## Start

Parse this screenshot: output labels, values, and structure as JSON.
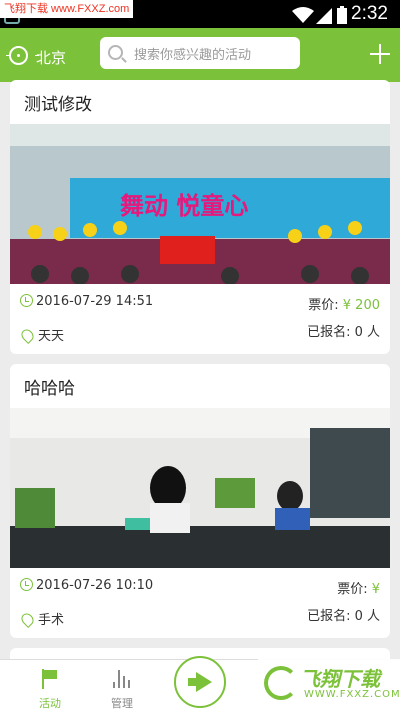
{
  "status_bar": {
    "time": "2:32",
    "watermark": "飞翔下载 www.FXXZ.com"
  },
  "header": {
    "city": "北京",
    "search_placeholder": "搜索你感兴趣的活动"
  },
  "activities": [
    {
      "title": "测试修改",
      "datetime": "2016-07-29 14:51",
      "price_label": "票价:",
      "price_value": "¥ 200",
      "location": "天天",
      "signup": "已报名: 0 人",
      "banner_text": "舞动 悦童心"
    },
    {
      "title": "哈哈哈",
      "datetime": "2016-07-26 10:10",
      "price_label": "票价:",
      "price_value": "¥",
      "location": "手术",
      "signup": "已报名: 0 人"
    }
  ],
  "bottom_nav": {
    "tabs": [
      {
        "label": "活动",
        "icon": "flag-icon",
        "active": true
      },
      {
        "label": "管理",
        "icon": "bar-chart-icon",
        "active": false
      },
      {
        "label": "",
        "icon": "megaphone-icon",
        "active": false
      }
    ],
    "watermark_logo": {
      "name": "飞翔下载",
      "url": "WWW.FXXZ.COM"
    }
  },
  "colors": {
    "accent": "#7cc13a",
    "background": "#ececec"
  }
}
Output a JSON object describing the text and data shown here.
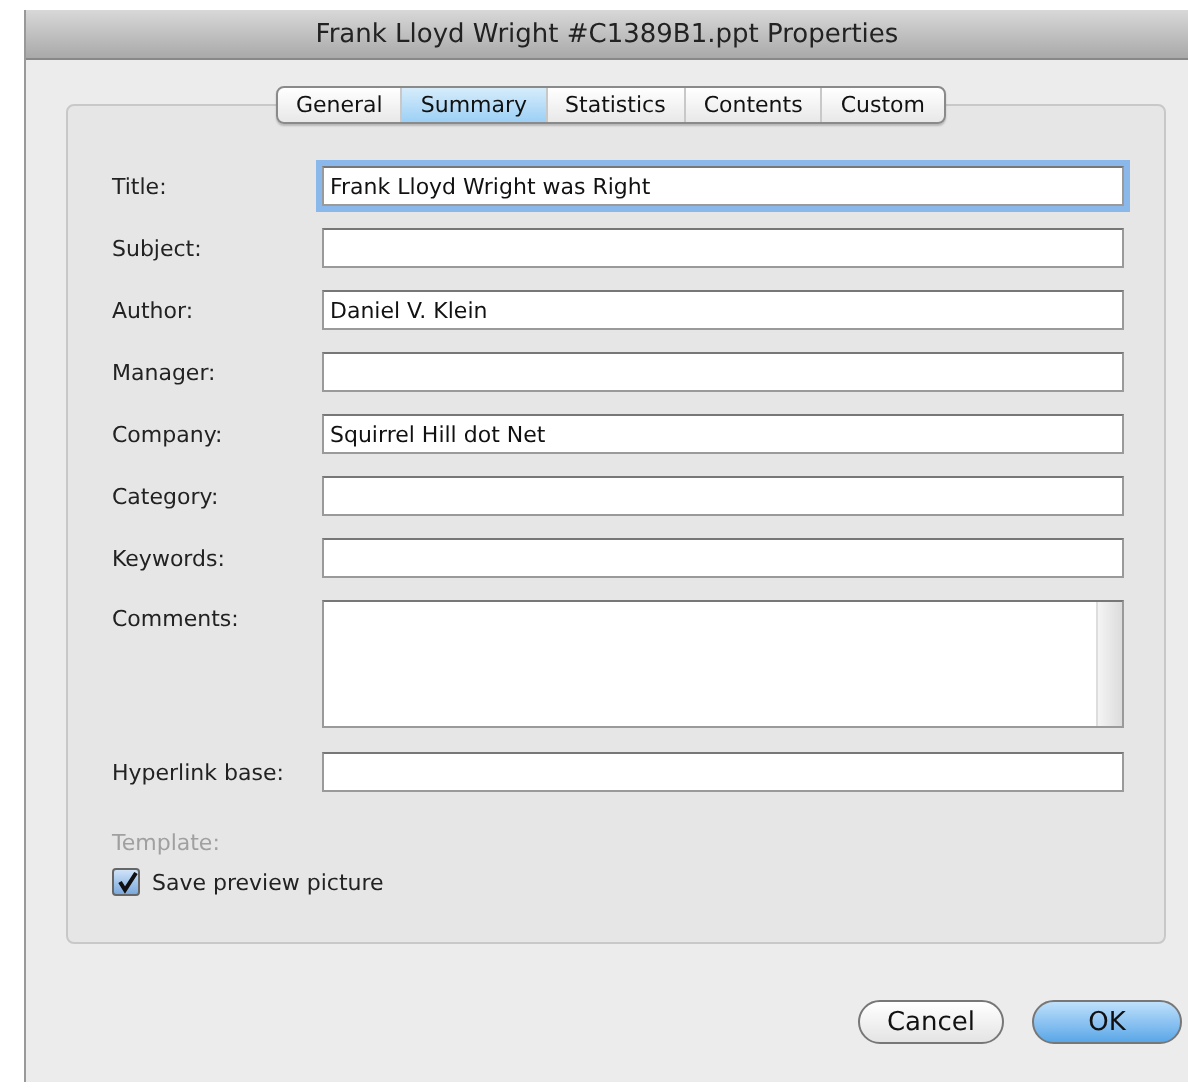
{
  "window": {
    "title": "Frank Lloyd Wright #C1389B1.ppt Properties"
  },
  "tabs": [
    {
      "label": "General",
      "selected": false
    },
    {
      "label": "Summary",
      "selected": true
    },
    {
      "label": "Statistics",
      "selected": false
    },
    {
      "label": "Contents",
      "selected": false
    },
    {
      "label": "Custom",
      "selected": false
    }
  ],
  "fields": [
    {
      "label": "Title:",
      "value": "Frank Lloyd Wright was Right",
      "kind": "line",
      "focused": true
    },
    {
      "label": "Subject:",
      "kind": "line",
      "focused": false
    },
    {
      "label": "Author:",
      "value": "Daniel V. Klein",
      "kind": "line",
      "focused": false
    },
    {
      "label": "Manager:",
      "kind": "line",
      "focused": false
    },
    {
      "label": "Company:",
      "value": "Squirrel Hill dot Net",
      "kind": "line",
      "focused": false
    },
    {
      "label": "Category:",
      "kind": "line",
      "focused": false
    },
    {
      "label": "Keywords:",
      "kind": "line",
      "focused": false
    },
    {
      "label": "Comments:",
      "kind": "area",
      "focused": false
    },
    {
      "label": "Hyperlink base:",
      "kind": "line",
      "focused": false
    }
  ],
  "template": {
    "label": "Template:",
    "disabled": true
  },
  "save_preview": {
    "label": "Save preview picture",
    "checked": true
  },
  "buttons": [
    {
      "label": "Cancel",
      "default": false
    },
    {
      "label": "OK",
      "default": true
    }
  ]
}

## End
## Start

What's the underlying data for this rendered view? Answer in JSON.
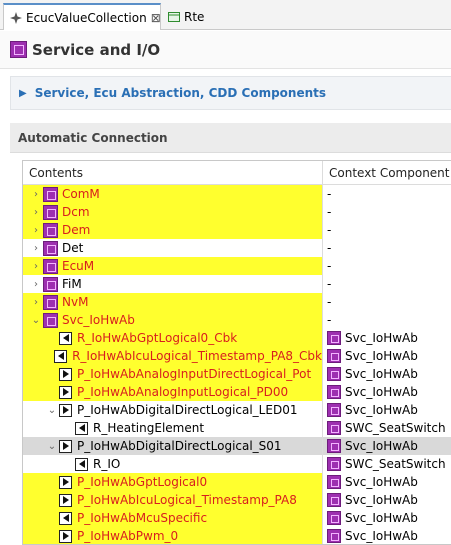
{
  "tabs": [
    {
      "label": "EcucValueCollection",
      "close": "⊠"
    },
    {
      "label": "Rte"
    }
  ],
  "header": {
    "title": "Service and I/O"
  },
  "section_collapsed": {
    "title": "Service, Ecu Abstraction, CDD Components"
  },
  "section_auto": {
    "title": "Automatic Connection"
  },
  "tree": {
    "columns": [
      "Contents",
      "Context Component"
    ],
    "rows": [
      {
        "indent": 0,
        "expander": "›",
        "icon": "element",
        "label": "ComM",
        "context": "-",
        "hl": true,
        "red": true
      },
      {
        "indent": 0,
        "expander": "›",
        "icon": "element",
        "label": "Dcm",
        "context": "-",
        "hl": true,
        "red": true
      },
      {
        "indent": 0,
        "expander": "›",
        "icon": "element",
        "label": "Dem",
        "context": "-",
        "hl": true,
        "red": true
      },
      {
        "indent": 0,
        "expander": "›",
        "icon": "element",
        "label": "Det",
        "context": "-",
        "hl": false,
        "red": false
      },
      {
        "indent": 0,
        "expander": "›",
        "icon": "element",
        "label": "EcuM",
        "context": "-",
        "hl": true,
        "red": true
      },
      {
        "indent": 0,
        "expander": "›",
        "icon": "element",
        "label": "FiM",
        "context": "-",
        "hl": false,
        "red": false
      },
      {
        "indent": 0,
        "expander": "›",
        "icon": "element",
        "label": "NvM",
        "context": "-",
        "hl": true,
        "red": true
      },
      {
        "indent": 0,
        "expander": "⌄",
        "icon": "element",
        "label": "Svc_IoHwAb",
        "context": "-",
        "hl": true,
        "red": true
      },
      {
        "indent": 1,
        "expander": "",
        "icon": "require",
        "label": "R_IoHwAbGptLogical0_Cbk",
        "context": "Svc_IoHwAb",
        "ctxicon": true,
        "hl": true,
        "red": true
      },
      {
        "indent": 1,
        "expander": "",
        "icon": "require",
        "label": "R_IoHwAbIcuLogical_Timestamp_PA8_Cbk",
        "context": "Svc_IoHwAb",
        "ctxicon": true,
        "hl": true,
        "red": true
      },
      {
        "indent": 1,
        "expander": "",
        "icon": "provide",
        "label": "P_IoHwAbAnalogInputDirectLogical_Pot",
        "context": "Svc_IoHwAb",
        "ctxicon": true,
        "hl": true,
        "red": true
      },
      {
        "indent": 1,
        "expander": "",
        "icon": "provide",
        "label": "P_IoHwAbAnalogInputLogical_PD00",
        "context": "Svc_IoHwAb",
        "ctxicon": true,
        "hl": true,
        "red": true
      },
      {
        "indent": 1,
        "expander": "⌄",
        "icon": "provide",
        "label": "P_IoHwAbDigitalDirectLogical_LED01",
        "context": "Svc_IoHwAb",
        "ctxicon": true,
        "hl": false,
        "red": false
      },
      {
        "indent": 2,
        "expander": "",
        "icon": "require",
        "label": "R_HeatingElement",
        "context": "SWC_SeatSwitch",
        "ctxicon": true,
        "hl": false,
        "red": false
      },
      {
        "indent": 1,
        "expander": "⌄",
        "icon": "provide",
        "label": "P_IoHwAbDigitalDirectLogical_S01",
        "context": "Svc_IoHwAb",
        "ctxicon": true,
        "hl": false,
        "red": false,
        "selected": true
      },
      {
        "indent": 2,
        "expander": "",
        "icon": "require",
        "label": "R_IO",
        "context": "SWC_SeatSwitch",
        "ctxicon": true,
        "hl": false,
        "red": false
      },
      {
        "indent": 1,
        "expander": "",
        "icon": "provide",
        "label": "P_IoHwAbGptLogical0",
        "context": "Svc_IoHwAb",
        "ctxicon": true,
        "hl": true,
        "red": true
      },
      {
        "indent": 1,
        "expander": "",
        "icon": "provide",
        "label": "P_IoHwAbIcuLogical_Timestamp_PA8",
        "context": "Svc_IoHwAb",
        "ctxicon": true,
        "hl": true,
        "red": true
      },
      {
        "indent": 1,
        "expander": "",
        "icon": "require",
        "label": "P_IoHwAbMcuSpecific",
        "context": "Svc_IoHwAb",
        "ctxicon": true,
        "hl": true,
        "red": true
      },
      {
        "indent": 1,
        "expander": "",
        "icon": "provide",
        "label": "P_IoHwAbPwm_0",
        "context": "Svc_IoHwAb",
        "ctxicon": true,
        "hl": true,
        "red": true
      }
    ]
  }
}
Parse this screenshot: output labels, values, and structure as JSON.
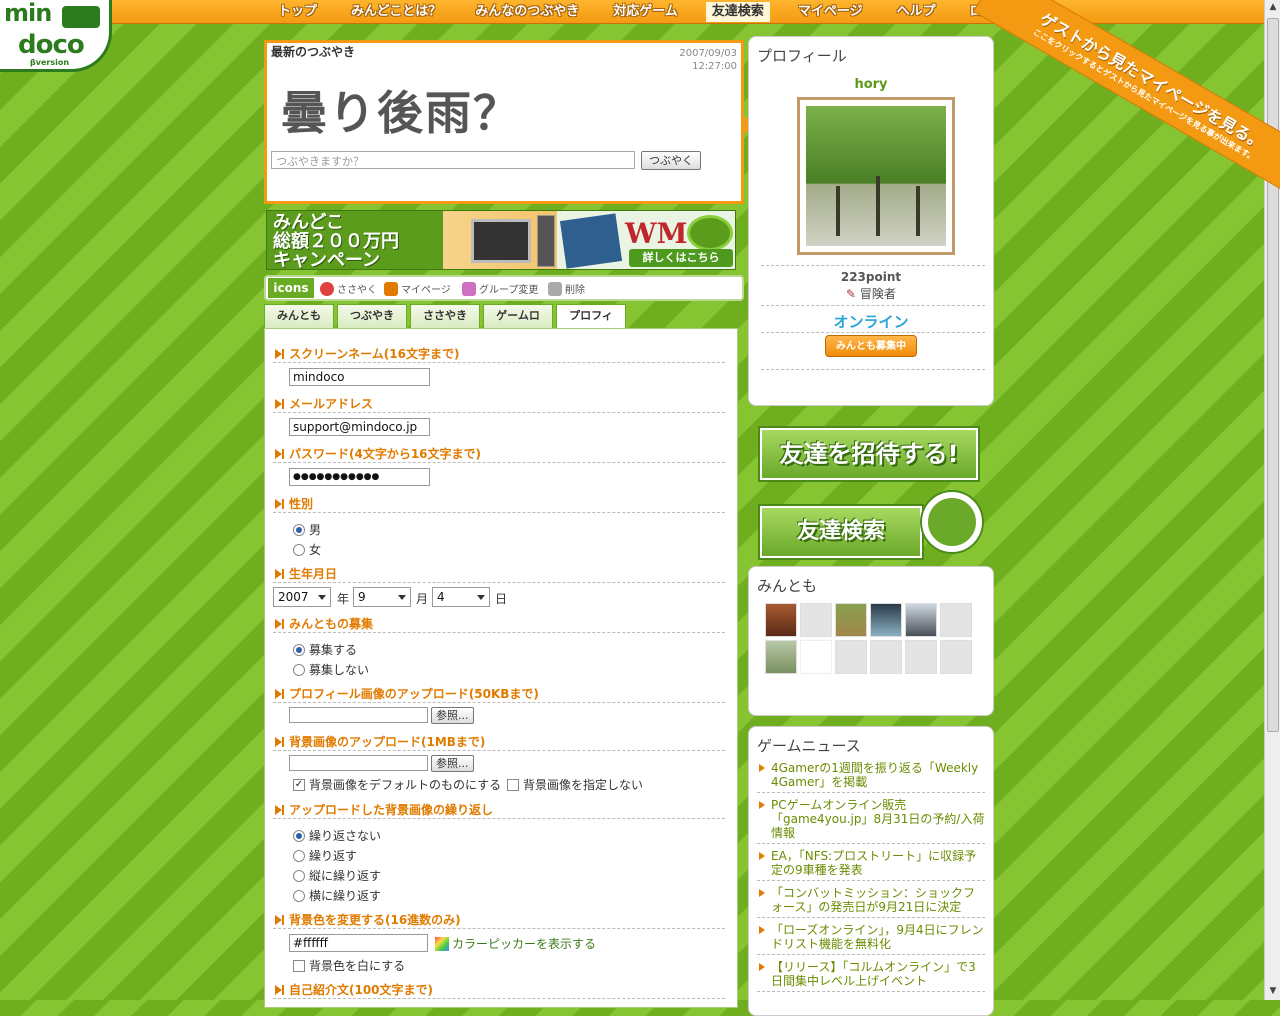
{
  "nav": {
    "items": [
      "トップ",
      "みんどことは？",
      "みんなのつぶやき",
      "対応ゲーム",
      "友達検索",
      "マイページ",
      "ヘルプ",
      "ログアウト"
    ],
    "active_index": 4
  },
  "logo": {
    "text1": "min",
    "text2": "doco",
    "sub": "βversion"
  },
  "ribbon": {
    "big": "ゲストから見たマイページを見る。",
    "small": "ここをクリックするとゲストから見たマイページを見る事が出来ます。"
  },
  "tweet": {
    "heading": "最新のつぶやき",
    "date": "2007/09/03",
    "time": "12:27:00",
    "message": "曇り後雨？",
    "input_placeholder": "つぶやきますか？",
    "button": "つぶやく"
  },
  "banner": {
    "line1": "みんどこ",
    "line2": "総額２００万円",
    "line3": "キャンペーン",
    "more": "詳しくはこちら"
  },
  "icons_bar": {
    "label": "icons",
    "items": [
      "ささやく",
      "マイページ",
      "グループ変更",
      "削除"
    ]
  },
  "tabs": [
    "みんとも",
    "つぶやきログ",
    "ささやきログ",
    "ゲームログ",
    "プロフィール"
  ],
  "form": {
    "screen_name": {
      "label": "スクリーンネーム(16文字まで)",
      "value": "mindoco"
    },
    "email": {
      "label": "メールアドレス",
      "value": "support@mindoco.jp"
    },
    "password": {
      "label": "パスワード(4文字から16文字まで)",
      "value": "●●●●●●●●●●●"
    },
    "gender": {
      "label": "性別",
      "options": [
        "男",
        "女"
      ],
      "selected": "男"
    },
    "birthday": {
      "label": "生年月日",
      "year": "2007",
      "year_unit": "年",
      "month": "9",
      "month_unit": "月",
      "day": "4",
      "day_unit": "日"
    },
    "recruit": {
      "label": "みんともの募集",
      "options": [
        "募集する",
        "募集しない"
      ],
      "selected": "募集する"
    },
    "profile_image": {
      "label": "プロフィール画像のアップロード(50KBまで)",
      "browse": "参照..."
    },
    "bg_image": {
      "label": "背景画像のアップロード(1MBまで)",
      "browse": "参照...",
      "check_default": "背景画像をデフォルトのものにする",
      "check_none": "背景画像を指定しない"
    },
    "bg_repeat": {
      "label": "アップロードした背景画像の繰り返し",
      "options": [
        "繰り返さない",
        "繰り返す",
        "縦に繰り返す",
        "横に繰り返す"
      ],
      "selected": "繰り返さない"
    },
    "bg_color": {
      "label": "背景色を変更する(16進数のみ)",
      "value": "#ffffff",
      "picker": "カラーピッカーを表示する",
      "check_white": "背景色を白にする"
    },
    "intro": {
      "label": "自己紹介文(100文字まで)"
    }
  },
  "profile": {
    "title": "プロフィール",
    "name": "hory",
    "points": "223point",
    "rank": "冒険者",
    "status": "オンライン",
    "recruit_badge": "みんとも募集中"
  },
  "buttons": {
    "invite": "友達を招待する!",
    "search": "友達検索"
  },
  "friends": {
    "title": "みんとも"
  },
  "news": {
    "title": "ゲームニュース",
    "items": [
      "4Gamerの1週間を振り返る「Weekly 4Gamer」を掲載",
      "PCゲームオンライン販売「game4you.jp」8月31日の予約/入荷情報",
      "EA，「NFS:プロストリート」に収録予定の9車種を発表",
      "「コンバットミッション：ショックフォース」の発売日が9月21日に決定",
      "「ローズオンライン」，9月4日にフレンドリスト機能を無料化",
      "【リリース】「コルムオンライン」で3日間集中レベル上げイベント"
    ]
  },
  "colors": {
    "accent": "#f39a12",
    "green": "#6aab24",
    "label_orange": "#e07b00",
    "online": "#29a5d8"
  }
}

## End

- _Goal_:
Lines containing the string "FXXZ" are to be selected and copied.

- _Finished task_:
    "watermark": "飞翔下载 www.FXXZ.com"
      "url": "WWW.FXXZ.COM"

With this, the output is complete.